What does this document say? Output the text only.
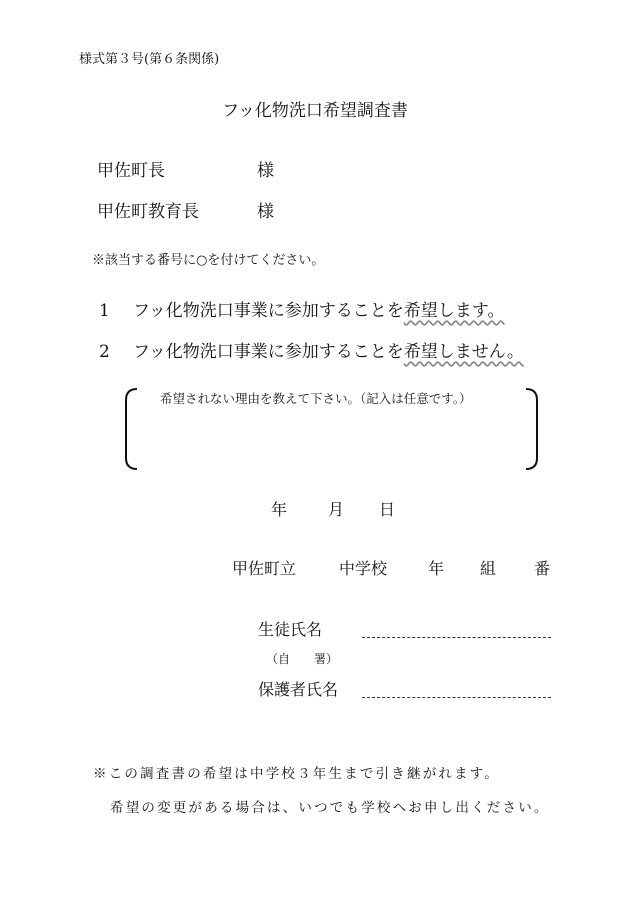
様式第３号(第６条関係)
フッ化物洗口希望調査書
甲佐町長	様
甲佐町教育長	様
※該当する番号に○を付けてください。
1 フッ化物洗口事業に参加することを希望します。
2 フッ化物洗口事業に参加することを希望しません。
希望されない理由を教えて下さい。（記入は任意です。）
年	月 日
甲佐町立	中学校	年 組 番
生徒氏名
（自　　署）
保護者氏名
※この調査書の希望は中学校３年生まで引き継がれます。
希望の変更がある場合は、いつでも学校へお申し出ください。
● ● ● ● ● ● ●
Short exercise: Repeat the material above verbatim. Leave the pictures behind.

Exercise output:
What does this document say? Output the text only.
様式第３号(第６条関係)
フッ化物洗口希望調査書
甲佐町長	様
甲佐町教育長	様
※該当する番号に○を付けてください。
1 フッ化物洗口事業に参加することを希望します。
2 フッ化物洗口事業に参加することを希望しません。
希望されない理由を教えて下さい。（記入は任意です。）
年	月 日
甲佐町立	中学校	年 組 番
生徒氏名
（自　　署）
保護者氏名
※この調査書の希望は中学校３年生まで引き継がれます。
希望の変更がある場合は、いつでも学校へお申し出ください。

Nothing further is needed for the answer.